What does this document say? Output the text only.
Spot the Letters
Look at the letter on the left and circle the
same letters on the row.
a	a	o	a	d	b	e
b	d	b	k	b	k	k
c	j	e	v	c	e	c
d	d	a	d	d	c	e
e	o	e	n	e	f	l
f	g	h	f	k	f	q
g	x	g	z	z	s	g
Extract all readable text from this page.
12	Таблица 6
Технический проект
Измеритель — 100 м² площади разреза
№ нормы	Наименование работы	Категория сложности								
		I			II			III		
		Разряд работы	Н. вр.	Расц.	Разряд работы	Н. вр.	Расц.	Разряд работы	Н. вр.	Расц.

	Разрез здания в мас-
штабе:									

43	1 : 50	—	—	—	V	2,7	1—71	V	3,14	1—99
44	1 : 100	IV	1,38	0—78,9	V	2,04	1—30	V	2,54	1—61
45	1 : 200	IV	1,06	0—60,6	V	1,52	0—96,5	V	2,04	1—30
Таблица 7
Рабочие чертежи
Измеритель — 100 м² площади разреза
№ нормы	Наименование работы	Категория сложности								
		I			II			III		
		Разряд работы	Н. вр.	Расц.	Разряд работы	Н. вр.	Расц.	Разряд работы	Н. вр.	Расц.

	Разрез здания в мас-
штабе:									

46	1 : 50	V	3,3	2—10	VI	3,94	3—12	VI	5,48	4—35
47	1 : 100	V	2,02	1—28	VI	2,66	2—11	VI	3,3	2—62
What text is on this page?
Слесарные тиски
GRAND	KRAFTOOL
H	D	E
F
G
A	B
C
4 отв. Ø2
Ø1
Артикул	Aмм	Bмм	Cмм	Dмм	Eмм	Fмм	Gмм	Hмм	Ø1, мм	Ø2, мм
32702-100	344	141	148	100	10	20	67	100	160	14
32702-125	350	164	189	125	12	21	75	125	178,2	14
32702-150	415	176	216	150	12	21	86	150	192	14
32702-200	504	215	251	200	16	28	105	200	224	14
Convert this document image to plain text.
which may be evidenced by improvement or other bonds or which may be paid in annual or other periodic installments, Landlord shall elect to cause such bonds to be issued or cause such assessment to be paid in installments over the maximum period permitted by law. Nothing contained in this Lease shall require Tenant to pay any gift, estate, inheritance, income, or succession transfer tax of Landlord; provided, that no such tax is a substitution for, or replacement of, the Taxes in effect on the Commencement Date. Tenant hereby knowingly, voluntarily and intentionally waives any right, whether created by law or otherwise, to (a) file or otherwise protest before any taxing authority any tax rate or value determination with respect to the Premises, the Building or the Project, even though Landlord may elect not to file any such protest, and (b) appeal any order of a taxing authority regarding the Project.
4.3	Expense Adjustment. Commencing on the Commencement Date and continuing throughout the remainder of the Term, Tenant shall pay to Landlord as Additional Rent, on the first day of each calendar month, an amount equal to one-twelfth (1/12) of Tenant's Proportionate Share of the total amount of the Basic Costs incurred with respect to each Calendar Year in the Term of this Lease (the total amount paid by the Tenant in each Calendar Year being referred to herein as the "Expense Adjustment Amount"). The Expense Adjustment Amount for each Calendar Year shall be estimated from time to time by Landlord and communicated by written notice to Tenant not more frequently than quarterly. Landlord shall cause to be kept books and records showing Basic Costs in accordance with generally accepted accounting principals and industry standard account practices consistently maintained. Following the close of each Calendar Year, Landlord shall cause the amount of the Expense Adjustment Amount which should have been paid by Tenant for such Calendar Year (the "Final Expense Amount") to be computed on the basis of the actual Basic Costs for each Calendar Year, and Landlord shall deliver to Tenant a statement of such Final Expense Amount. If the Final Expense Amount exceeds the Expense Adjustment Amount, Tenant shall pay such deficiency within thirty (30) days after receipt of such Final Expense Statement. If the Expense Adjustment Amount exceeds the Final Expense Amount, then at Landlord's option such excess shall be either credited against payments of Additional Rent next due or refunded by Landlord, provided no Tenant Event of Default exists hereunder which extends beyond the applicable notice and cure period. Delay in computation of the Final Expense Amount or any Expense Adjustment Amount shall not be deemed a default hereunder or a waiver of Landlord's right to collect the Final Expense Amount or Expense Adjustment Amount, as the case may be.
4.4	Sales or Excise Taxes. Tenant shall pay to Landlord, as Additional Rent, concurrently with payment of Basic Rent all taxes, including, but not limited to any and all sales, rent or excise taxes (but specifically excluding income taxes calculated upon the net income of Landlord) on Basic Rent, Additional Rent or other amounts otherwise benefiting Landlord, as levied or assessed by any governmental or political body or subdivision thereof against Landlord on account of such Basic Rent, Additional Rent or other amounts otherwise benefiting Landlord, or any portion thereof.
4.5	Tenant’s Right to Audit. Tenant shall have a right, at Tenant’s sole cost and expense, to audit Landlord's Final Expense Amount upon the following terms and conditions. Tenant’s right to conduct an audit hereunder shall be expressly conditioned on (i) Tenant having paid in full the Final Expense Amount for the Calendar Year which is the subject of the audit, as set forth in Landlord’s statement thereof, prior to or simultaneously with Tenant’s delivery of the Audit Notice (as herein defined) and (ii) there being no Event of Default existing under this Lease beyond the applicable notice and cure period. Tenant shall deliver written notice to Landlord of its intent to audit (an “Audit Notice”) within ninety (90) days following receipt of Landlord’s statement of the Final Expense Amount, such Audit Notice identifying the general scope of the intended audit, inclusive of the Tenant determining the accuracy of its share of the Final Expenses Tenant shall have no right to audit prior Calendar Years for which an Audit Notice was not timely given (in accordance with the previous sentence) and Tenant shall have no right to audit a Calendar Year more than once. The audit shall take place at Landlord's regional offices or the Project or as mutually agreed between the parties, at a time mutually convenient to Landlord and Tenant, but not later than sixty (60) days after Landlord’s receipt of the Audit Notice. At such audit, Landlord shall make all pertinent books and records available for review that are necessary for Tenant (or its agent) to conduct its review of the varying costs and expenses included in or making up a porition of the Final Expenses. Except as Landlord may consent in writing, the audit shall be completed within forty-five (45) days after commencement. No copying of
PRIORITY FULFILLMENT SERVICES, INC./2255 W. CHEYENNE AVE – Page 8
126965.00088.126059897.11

■ Instruction:
Repeat back the data above, exact to the last character.

■ Written solution:
What does this document say? Output the text only.
Spot the Letters
Look at the letter on the left and circle the
same letters on the row.
a	a	o	a	d	b	e
b	d	b	k	b	k	k
c	j	e	v	c	e	c
d	d	a	d	d	c	e
e	o	e	n	e	f	l
f	g	h	f	k	f	q
g	x	g	z	z	s	g
Extract all readable text from this page.
12	Таблица 6
Технический проект
Измеритель — 100 м² площади разреза
№ нормы	Наименование работы	Категория сложности								
		I			II			III		
		Разряд работы	Н. вр.	Расц.	Разряд работы	Н. вр.	Расц.	Разряд работы	Н. вр.	Расц.

	Разрез здания в мас-
штабе:									

43	1 : 50	—	—	—	V	2,7	1—71	V	3,14	1—99
44	1 : 100	IV	1,38	0—78,9	V	2,04	1—30	V	2,54	1—61
45	1 : 200	IV	1,06	0—60,6	V	1,52	0—96,5	V	2,04	1—30
Таблица 7
Рабочие чертежи
Измеритель — 100 м² площади разреза
№ нормы	Наименование работы	Категория сложности								
		I			II			III		
		Разряд работы	Н. вр.	Расц.	Разряд работы	Н. вр.	Расц.	Разряд работы	Н. вр.	Расц.

	Разрез здания в мас-
штабе:									

46	1 : 50	V	3,3	2—10	VI	3,94	3—12	VI	5,48	4—35
47	1 : 100	V	2,02	1—28	VI	2,66	2—11	VI	3,3	2—62
What text is on this page?
Слесарные тиски
GRAND	KRAFTOOL
H	D	E
F
G
A	B
C
4 отв. Ø2
Ø1
Артикул	Aмм	Bмм	Cмм	Dмм	Eмм	Fмм	Gмм	Hмм	Ø1, мм	Ø2, мм
32702-100	344	141	148	100	10	20	67	100	160	14
32702-125	350	164	189	125	12	21	75	125	178,2	14
32702-150	415	176	216	150	12	21	86	150	192	14
32702-200	504	215	251	200	16	28	105	200	224	14
Convert this document image to plain text.
which may be evidenced by improvement or other bonds or which may be paid in annual or other periodic installments, Landlord shall elect to cause such bonds to be issued or cause such assessment to be paid in installments over the maximum period permitted by law. Nothing contained in this Lease shall require Tenant to pay any gift, estate, inheritance, income, or succession transfer tax of Landlord; provided, that no such tax is a substitution for, or replacement of, the Taxes in effect on the Commencement Date. Tenant hereby knowingly, voluntarily and intentionally waives any right, whether created by law or otherwise, to (a) file or otherwise protest before any taxing authority any tax rate or value determination with respect to the Premises, the Building or the Project, even though Landlord may elect not to file any such protest, and (b) appeal any order of a taxing authority regarding the Project.
4.3	Expense Adjustment. Commencing on the Commencement Date and continuing throughout the remainder of the Term, Tenant shall pay to Landlord as Additional Rent, on the first day of each calendar month, an amount equal to one-twelfth (1/12) of Tenant's Proportionate Share of the total amount of the Basic Costs incurred with respect to each Calendar Year in the Term of this Lease (the total amount paid by the Tenant in each Calendar Year being referred to herein as the "Expense Adjustment Amount"). The Expense Adjustment Amount for each Calendar Year shall be estimated from time to time by Landlord and communicated by written notice to Tenant not more frequently than quarterly. Landlord shall cause to be kept books and records showing Basic Costs in accordance with generally accepted accounting principals and industry standard account practices consistently maintained. Following the close of each Calendar Year, Landlord shall cause the amount of the Expense Adjustment Amount which should have been paid by Tenant for such Calendar Year (the "Final Expense Amount") to be computed on the basis of the actual Basic Costs for each Calendar Year, and Landlord shall deliver to Tenant a statement of such Final Expense Amount. If the Final Expense Amount exceeds the Expense Adjustment Amount, Tenant shall pay such deficiency within thirty (30) days after receipt of such Final Expense Statement. If the Expense Adjustment Amount exceeds the Final Expense Amount, then at Landlord's option such excess shall be either credited against payments of Additional Rent next due or refunded by Landlord, provided no Tenant Event of Default exists hereunder which extends beyond the applicable notice and cure period. Delay in computation of the Final Expense Amount or any Expense Adjustment Amount shall not be deemed a default hereunder or a waiver of Landlord's right to collect the Final Expense Amount or Expense Adjustment Amount, as the case may be.
4.4	Sales or Excise Taxes. Tenant shall pay to Landlord, as Additional Rent, concurrently with payment of Basic Rent all taxes, including, but not limited to any and all sales, rent or excise taxes (but specifically excluding income taxes calculated upon the net income of Landlord) on Basic Rent, Additional Rent or other amounts otherwise benefiting Landlord, as levied or assessed by any governmental or political body or subdivision thereof against Landlord on account of such Basic Rent, Additional Rent or other amounts otherwise benefiting Landlord, or any portion thereof.
4.5	Tenant’s Right to Audit. Tenant shall have a right, at Tenant’s sole cost and expense, to audit Landlord's Final Expense Amount upon the following terms and conditions. Tenant’s right to conduct an audit hereunder shall be expressly conditioned on (i) Tenant having paid in full the Final Expense Amount for the Calendar Year which is the subject of the audit, as set forth in Landlord’s statement thereof, prior to or simultaneously with Tenant’s delivery of the Audit Notice (as herein defined) and (ii) there being no Event of Default existing under this Lease beyond the applicable notice and cure period. Tenant shall deliver written notice to Landlord of its intent to audit (an “Audit Notice”) within ninety (90) days following receipt of Landlord’s statement of the Final Expense Amount, such Audit Notice identifying the general scope of the intended audit, inclusive of the Tenant determining the accuracy of its share of the Final Expenses Tenant shall have no right to audit prior Calendar Years for which an Audit Notice was not timely given (in accordance with the previous sentence) and Tenant shall have no right to audit a Calendar Year more than once. The audit shall take place at Landlord's regional offices or the Project or as mutually agreed between the parties, at a time mutually convenient to Landlord and Tenant, but not later than sixty (60) days after Landlord’s receipt of the Audit Notice. At such audit, Landlord shall make all pertinent books and records available for review that are necessary for Tenant (or its agent) to conduct its review of the varying costs and expenses included in or making up a porition of the Final Expenses. Except as Landlord may consent in writing, the audit shall be completed within forty-five (45) days after commencement. No copying of
PRIORITY FULFILLMENT SERVICES, INC./2255 W. CHEYENNE AVE – Page 8
126965.00088.126059897.11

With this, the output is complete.